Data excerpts

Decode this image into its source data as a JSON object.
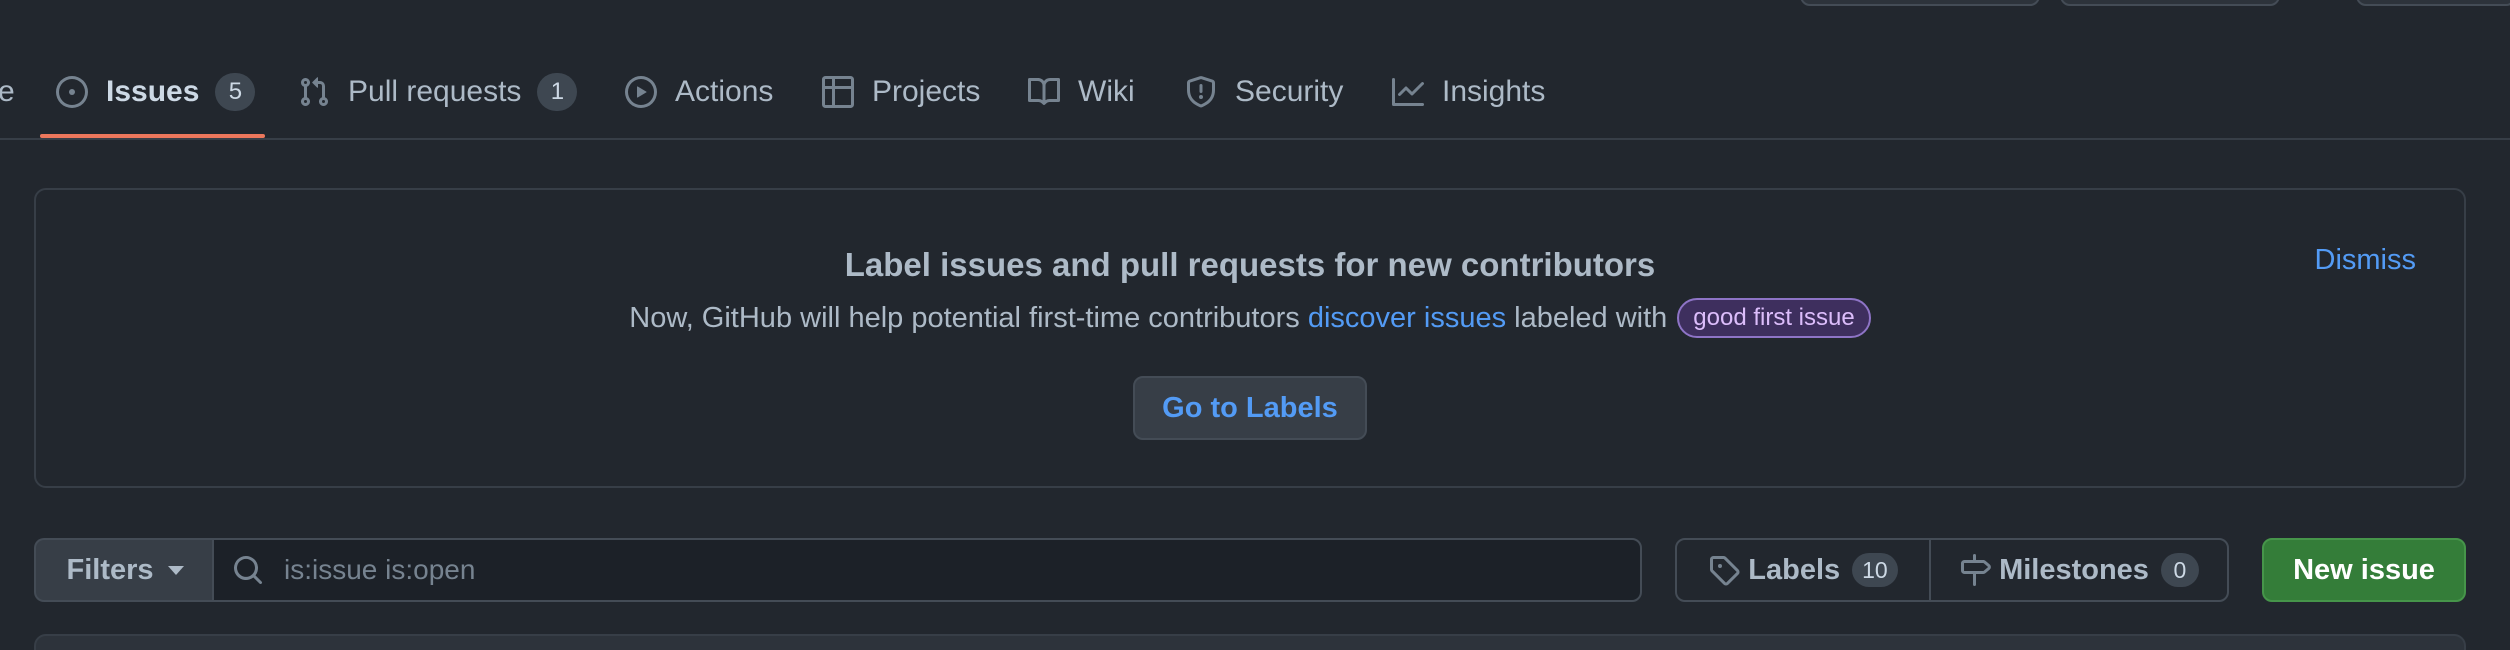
{
  "tabs": [
    {
      "label": "Issues",
      "count": "5",
      "icon": "issue-opened-icon",
      "selected": true
    },
    {
      "label": "Pull requests",
      "count": "1",
      "icon": "git-pull-request-icon"
    },
    {
      "label": "Actions",
      "icon": "play-icon"
    },
    {
      "label": "Projects",
      "icon": "table-icon"
    },
    {
      "label": "Wiki",
      "icon": "book-icon"
    },
    {
      "label": "Security",
      "icon": "shield-icon"
    },
    {
      "label": "Insights",
      "icon": "graph-icon"
    }
  ],
  "partial_tab_text": "e",
  "banner": {
    "title": "Label issues and pull requests for new contributors",
    "text_before": "Now, GitHub will help potential first-time contributors ",
    "link_text": "discover issues",
    "text_after": " labeled with",
    "label": "good first issue",
    "dismiss": "Dismiss",
    "button": "Go to Labels"
  },
  "filters": {
    "button": "Filters",
    "search_placeholder": "is:issue is:open"
  },
  "labels_button": {
    "label": "Labels",
    "count": "10"
  },
  "milestones_button": {
    "label": "Milestones",
    "count": "0"
  },
  "new_issue_button": "New issue",
  "colors": {
    "background": "#22272e",
    "accent": "#ec775c",
    "link": "#539bf5",
    "primary_button": "#347d39"
  }
}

▶ [Exercise prompt] Repeat the material verbatim. Do not carry over any picture.

▶ [Correct result]
Decode this image into its source data as a JSON object.
{
  "tabs": [
    {
      "label": "Issues",
      "count": "5",
      "icon": "issue-opened-icon",
      "selected": true
    },
    {
      "label": "Pull requests",
      "count": "1",
      "icon": "git-pull-request-icon"
    },
    {
      "label": "Actions",
      "icon": "play-icon"
    },
    {
      "label": "Projects",
      "icon": "table-icon"
    },
    {
      "label": "Wiki",
      "icon": "book-icon"
    },
    {
      "label": "Security",
      "icon": "shield-icon"
    },
    {
      "label": "Insights",
      "icon": "graph-icon"
    }
  ],
  "partial_tab_text": "e",
  "banner": {
    "title": "Label issues and pull requests for new contributors",
    "text_before": "Now, GitHub will help potential first-time contributors ",
    "link_text": "discover issues",
    "text_after": " labeled with",
    "label": "good first issue",
    "dismiss": "Dismiss",
    "button": "Go to Labels"
  },
  "filters": {
    "button": "Filters",
    "search_placeholder": "is:issue is:open"
  },
  "labels_button": {
    "label": "Labels",
    "count": "10"
  },
  "milestones_button": {
    "label": "Milestones",
    "count": "0"
  },
  "new_issue_button": "New issue",
  "colors": {
    "background": "#22272e",
    "accent": "#ec775c",
    "link": "#539bf5",
    "primary_button": "#347d39"
  }
}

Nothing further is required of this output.